• [INSTRUCTIONS TO FOLLOW] Locate each line containing the string "square" and copy it out.

• [EXTRACTED ENTRIES]
-.-.-

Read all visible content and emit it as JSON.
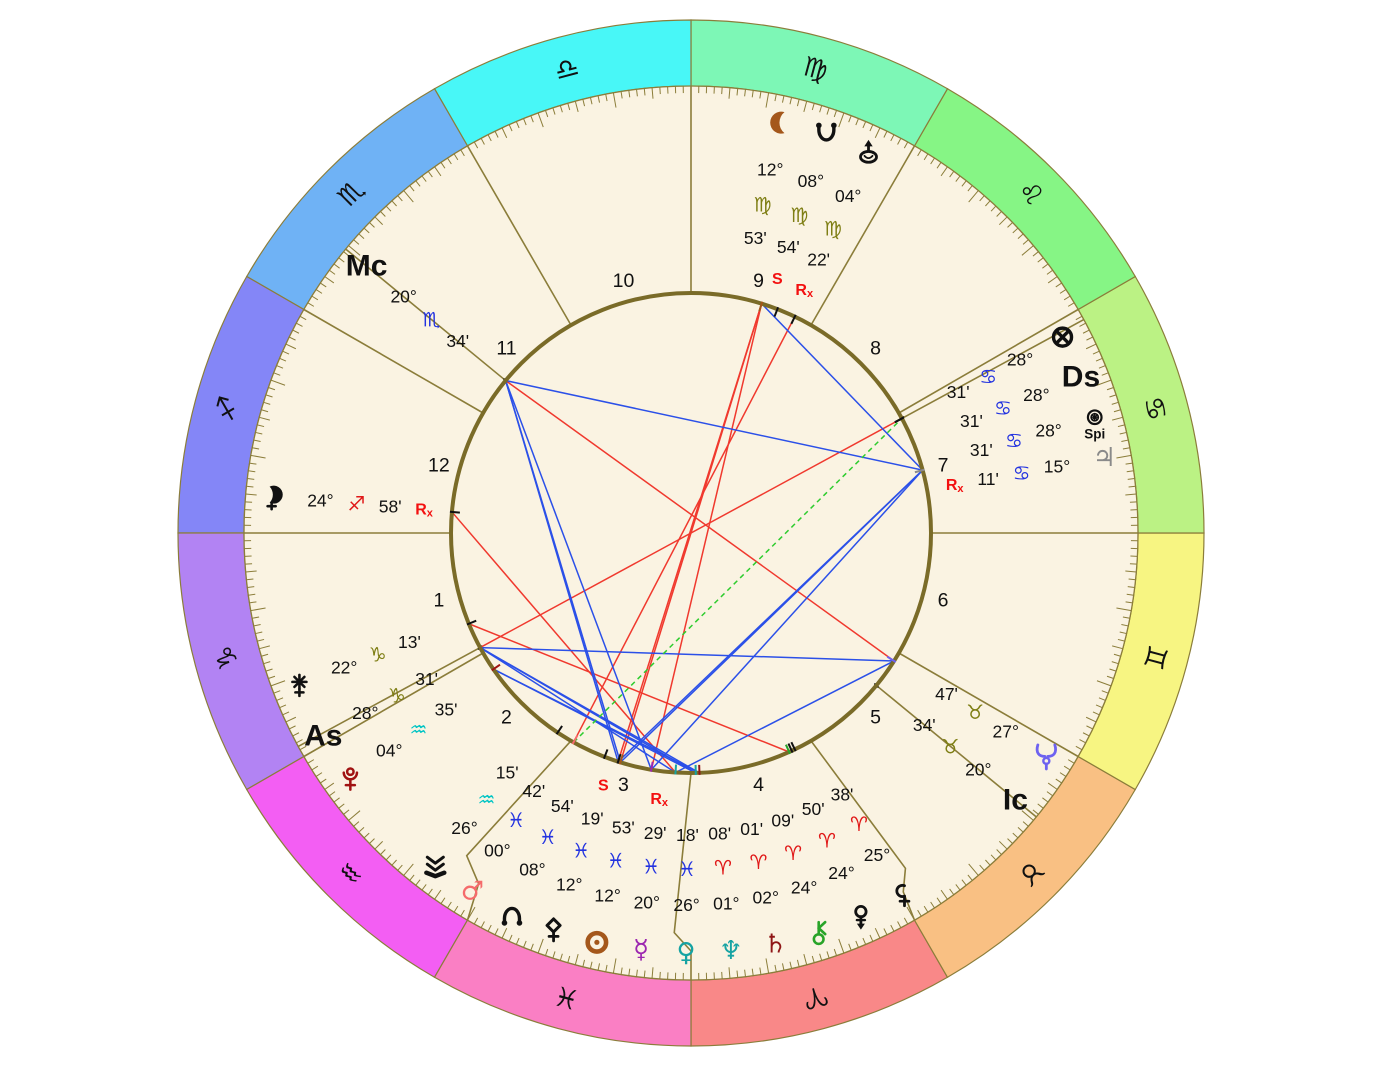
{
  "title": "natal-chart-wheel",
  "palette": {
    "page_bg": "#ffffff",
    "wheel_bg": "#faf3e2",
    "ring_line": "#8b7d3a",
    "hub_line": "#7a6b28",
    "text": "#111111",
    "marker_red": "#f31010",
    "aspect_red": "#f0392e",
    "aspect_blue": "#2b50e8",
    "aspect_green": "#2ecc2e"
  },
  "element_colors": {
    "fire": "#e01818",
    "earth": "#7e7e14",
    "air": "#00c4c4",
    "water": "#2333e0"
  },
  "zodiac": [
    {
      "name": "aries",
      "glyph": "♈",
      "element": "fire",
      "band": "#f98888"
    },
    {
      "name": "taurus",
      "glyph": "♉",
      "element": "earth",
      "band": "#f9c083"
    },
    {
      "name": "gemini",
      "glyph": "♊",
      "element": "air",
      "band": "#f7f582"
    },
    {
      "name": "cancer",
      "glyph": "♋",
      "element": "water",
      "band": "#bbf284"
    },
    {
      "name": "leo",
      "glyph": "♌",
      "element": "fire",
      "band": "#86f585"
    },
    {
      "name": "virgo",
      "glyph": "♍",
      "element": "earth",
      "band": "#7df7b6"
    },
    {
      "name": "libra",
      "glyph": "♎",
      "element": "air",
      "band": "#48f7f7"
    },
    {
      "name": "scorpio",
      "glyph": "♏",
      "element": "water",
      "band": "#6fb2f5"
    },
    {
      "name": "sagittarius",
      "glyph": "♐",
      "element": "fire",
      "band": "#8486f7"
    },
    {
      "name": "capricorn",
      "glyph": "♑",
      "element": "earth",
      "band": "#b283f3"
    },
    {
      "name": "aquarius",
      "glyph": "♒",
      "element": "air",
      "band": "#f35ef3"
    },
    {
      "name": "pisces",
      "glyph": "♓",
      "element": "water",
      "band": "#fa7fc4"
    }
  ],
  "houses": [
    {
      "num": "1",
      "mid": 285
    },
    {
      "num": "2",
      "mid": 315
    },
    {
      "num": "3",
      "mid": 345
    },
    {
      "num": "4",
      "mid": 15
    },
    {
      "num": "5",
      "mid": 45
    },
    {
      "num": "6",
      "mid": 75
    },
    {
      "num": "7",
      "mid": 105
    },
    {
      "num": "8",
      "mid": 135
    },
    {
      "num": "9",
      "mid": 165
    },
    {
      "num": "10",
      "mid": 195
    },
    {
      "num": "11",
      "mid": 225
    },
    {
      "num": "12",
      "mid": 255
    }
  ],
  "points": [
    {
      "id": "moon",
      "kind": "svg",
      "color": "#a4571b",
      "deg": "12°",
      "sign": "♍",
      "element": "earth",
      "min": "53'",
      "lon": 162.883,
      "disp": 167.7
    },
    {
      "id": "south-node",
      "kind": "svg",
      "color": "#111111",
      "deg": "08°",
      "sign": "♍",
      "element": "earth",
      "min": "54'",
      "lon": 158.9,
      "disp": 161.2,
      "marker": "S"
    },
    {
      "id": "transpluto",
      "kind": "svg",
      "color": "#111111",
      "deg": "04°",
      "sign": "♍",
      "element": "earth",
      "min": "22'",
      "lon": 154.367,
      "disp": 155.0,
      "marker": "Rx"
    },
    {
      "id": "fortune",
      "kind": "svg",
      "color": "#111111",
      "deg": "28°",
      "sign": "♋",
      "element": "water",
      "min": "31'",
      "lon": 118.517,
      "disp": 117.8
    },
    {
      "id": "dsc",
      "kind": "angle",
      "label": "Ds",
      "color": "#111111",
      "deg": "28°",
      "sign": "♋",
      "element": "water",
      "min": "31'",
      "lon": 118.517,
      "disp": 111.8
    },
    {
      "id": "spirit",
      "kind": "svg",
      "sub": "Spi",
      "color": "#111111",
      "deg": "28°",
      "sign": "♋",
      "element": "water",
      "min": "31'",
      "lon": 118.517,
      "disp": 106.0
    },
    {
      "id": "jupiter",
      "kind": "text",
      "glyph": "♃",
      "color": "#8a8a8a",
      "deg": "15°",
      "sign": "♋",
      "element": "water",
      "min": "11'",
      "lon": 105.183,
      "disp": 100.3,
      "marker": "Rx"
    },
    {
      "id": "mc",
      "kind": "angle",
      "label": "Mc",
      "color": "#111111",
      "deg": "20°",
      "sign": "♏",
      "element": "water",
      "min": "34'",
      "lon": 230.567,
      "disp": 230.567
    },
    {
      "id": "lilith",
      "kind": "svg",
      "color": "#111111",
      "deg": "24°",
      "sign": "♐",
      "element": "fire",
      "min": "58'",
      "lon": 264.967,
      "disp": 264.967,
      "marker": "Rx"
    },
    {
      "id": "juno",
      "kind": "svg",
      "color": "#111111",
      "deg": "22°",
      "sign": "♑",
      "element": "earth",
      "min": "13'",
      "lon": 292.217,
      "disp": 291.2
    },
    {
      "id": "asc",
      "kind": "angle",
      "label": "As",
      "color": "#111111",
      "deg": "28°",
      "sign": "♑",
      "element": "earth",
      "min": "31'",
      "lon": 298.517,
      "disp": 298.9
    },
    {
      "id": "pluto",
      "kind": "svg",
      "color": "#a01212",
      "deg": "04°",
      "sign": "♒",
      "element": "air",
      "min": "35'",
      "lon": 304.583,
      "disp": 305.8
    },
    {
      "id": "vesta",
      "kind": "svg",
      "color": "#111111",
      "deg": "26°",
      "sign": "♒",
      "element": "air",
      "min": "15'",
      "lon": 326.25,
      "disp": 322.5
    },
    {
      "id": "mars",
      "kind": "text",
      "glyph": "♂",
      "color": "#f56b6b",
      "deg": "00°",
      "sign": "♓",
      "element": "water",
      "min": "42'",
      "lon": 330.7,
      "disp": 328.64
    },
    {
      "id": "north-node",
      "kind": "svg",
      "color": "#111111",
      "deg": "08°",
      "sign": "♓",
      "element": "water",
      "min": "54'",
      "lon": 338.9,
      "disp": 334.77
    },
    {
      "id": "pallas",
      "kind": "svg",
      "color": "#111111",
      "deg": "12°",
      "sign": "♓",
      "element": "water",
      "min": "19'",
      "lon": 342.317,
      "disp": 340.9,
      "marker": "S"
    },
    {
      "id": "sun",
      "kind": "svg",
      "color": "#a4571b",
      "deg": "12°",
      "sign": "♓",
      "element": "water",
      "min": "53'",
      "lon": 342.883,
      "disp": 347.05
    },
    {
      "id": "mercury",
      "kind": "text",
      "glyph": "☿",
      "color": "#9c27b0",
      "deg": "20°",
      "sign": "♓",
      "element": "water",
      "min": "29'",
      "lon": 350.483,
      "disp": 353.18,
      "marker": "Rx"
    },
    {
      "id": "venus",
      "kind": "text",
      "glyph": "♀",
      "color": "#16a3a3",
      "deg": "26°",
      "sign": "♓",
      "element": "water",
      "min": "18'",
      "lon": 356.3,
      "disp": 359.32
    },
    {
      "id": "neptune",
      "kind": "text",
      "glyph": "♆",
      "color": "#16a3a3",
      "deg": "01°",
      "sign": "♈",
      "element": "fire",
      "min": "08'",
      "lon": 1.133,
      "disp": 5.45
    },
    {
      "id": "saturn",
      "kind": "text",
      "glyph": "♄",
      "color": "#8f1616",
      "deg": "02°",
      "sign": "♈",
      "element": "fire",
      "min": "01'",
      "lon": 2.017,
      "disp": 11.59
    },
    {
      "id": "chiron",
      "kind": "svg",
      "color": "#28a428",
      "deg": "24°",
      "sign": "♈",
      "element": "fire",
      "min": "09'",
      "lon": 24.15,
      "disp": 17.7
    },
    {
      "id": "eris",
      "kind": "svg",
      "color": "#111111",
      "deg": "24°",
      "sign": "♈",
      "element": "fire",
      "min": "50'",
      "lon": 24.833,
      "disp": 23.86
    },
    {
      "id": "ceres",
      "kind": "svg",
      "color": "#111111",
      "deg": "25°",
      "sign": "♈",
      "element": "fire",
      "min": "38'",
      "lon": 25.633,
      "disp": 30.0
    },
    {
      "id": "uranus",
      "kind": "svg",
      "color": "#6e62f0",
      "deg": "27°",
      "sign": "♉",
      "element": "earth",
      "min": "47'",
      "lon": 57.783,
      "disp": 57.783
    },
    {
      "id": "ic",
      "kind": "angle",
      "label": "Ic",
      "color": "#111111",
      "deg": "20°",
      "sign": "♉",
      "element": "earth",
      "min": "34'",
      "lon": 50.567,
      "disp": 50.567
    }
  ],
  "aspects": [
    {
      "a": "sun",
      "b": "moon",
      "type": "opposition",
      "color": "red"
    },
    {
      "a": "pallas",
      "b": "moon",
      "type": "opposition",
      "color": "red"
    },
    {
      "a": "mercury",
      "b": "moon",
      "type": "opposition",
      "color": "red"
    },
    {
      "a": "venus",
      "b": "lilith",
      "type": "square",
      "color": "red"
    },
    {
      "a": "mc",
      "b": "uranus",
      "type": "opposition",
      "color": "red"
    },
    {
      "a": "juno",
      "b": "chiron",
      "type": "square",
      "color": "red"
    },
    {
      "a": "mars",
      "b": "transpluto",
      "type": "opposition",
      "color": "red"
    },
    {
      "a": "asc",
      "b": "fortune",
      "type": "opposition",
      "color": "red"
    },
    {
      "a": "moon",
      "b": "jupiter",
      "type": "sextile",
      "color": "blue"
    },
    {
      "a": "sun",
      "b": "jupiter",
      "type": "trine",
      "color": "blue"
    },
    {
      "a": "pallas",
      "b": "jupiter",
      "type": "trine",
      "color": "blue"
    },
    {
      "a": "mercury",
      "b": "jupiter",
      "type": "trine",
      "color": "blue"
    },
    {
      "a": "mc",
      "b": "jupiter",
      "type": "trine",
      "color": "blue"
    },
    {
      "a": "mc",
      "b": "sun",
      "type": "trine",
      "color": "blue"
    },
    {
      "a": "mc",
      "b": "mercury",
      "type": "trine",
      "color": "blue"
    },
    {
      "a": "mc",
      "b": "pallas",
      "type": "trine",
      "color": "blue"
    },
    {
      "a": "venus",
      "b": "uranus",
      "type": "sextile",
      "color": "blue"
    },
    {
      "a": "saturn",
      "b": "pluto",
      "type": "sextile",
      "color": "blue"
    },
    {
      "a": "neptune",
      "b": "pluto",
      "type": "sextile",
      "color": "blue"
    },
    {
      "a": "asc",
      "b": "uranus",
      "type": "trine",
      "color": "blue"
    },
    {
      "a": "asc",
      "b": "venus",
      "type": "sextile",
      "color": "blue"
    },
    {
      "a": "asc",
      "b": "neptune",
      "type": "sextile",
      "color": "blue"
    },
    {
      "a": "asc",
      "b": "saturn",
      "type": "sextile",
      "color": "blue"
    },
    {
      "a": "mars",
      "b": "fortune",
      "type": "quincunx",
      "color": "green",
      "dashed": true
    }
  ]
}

-.-.-

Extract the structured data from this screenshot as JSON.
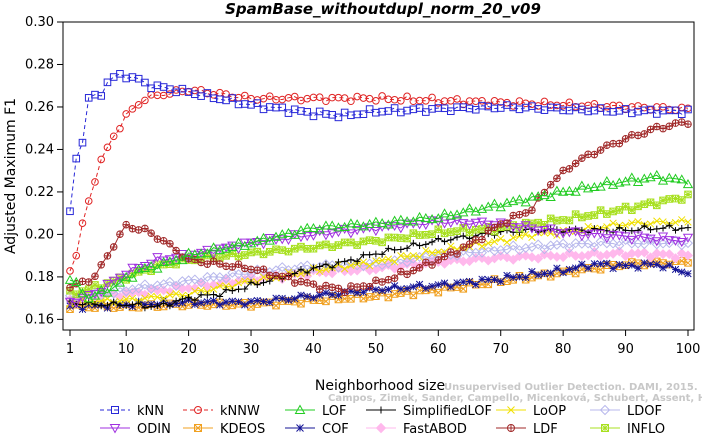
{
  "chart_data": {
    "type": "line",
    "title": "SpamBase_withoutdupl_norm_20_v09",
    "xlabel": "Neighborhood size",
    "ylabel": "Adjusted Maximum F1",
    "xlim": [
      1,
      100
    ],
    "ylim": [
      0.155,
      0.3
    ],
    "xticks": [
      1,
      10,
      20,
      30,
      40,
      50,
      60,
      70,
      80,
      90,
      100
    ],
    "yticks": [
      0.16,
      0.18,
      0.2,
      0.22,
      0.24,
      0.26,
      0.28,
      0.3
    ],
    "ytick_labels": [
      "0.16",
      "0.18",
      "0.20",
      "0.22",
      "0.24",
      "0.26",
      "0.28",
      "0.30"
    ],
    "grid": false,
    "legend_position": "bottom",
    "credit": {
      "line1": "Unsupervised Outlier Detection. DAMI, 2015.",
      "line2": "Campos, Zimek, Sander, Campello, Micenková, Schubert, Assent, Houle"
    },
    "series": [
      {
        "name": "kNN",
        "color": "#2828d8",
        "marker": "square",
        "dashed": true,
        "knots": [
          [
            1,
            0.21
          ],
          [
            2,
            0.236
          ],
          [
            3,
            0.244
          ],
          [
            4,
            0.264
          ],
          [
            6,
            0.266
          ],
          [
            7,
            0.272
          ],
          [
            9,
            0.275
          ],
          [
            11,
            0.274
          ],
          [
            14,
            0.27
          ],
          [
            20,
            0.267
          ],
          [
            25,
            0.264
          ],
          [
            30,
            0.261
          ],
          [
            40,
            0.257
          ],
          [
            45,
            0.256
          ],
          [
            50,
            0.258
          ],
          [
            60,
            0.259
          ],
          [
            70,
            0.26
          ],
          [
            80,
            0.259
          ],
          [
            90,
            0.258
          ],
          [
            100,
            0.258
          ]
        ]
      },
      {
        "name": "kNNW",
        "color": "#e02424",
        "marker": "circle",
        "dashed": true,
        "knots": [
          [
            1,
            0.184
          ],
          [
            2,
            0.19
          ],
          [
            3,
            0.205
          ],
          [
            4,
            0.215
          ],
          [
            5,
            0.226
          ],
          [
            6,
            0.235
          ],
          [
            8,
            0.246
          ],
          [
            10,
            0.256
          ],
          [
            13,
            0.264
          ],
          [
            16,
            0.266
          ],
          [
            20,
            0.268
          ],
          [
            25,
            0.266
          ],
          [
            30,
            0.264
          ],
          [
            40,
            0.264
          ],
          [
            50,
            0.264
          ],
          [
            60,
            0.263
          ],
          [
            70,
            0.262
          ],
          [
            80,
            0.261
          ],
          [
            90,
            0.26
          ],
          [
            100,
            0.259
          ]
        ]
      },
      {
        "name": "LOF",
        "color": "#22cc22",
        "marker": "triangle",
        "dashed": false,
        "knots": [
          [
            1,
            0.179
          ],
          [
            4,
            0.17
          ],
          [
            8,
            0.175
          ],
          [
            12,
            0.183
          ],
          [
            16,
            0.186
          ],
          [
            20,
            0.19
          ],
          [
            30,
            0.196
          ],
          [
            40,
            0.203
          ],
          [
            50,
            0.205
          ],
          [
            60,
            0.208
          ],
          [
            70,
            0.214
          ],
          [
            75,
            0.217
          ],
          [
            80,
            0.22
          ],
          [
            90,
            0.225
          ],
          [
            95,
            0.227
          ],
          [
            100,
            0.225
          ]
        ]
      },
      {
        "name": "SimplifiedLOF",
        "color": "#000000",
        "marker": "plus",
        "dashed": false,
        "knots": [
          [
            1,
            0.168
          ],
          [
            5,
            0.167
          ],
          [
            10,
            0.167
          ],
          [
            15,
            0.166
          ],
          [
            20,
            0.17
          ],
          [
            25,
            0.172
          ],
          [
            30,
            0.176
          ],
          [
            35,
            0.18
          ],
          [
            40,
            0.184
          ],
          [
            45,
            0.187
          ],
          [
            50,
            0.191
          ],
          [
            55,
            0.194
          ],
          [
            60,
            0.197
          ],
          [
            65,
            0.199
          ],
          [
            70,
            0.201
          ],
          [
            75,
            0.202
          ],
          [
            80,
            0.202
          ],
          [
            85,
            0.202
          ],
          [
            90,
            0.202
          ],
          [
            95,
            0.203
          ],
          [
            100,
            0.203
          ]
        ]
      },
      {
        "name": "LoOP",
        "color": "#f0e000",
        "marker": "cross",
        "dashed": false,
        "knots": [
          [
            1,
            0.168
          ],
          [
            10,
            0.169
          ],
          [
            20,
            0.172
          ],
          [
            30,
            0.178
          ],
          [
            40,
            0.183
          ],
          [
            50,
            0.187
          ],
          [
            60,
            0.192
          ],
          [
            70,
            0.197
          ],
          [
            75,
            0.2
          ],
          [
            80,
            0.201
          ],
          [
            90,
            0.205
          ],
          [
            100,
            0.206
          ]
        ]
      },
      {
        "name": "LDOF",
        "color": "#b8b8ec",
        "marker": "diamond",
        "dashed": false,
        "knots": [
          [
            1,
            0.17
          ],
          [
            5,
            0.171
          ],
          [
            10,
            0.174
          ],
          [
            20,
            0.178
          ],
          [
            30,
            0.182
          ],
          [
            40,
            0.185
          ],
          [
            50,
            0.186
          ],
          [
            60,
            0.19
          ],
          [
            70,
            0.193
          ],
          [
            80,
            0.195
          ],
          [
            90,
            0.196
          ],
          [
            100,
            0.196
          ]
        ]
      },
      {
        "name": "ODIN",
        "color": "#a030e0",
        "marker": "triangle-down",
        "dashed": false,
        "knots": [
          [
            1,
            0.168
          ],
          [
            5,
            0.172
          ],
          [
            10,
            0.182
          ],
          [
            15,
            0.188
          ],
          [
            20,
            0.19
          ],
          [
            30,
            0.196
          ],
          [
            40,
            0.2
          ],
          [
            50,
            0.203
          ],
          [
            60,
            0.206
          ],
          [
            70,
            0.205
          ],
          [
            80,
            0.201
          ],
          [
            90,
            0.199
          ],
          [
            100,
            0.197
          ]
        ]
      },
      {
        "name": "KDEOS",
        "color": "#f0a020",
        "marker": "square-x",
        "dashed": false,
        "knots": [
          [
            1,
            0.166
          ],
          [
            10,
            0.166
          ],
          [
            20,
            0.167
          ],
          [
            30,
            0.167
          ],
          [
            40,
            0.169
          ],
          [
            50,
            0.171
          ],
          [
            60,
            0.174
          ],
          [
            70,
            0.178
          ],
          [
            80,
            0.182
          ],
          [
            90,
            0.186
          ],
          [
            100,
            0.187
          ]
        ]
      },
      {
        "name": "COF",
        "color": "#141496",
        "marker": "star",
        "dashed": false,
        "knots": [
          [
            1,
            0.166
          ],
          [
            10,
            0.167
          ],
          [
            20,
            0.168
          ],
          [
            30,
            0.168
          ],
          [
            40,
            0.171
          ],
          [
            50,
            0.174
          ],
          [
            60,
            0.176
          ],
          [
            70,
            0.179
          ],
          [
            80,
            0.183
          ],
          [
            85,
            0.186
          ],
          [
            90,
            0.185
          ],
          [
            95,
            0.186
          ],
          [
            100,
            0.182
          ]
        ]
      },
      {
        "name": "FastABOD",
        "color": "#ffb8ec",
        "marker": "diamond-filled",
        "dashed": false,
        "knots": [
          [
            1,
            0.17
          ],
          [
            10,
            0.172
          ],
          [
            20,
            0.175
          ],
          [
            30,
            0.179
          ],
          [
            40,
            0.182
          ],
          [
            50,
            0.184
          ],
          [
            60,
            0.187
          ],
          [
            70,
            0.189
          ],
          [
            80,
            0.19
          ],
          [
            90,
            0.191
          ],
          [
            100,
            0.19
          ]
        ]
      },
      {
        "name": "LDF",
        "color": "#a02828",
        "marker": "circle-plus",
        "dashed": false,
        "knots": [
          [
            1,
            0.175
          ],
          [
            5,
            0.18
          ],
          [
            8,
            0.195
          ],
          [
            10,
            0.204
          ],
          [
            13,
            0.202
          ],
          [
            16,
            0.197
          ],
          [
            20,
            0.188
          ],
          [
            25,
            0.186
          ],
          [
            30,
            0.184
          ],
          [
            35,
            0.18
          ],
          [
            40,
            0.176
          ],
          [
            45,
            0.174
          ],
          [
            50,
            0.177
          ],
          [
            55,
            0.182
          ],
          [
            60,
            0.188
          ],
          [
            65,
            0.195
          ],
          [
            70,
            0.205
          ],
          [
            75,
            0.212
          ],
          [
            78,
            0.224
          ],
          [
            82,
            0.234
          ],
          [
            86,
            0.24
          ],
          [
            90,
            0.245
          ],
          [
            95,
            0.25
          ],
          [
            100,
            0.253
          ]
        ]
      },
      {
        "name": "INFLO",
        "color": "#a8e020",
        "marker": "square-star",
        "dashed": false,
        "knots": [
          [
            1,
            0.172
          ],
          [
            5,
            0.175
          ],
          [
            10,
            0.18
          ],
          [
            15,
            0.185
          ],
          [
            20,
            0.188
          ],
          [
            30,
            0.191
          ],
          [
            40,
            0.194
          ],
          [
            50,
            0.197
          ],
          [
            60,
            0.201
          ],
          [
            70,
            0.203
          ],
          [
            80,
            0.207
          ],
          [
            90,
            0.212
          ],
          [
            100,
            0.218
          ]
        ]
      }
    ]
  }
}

-.-.-

• [EXERCISE OUTPUT]
      "type": "square",
      "type": "square",
        "marker": "square",
        "marker": "square-x",
        "marker": "square-star",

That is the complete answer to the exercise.